▶ [WHAT THIS TASK INVOLVES]: Write out the material again exactly, please, and omit the pictures.
::::::
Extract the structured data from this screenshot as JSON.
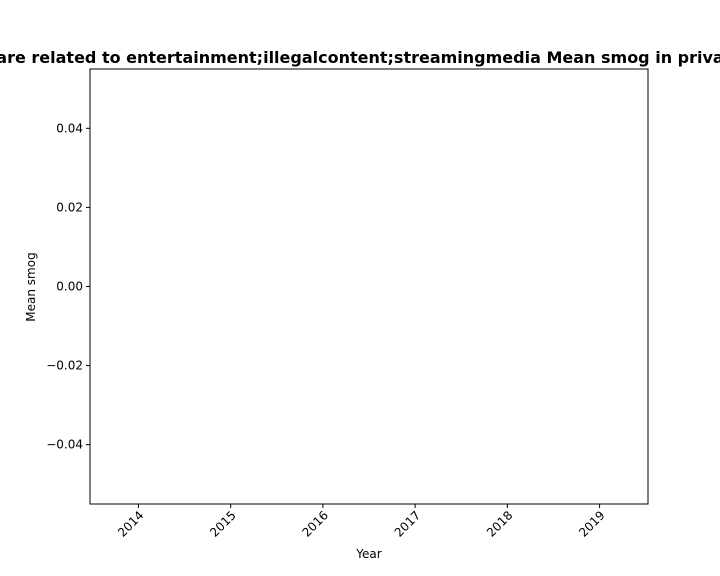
{
  "chart_data": {
    "type": "line",
    "title": "are related to entertainment;illegalcontent;streamingmedia Mean smog in priva",
    "xlabel": "Year",
    "ylabel": "Mean smog",
    "x_categories": [
      "2014",
      "2015",
      "2016",
      "2017",
      "2018",
      "2019"
    ],
    "y_ticks": [
      0.04,
      0.02,
      0.0,
      -0.02,
      -0.04
    ],
    "y_tick_labels": [
      "0.04",
      "0.02",
      "0.00",
      "−0.02",
      "−0.04"
    ],
    "ylim": [
      -0.055,
      0.055
    ],
    "grid": false,
    "series": []
  }
}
::::::
▶ [REPLY]:
Extract the structured data from this screenshot as JSON.
{
  "chart_data": {
    "type": "line",
    "title": "are related to entertainment;illegalcontent;streamingmedia Mean smog in priva",
    "xlabel": "Year",
    "ylabel": "Mean smog",
    "x_categories": [
      "2014",
      "2015",
      "2016",
      "2017",
      "2018",
      "2019"
    ],
    "y_ticks": [
      0.04,
      0.02,
      0.0,
      -0.02,
      -0.04
    ],
    "y_tick_labels": [
      "0.04",
      "0.02",
      "0.00",
      "−0.02",
      "−0.04"
    ],
    "ylim": [
      -0.055,
      0.055
    ],
    "grid": false,
    "series": []
  }
}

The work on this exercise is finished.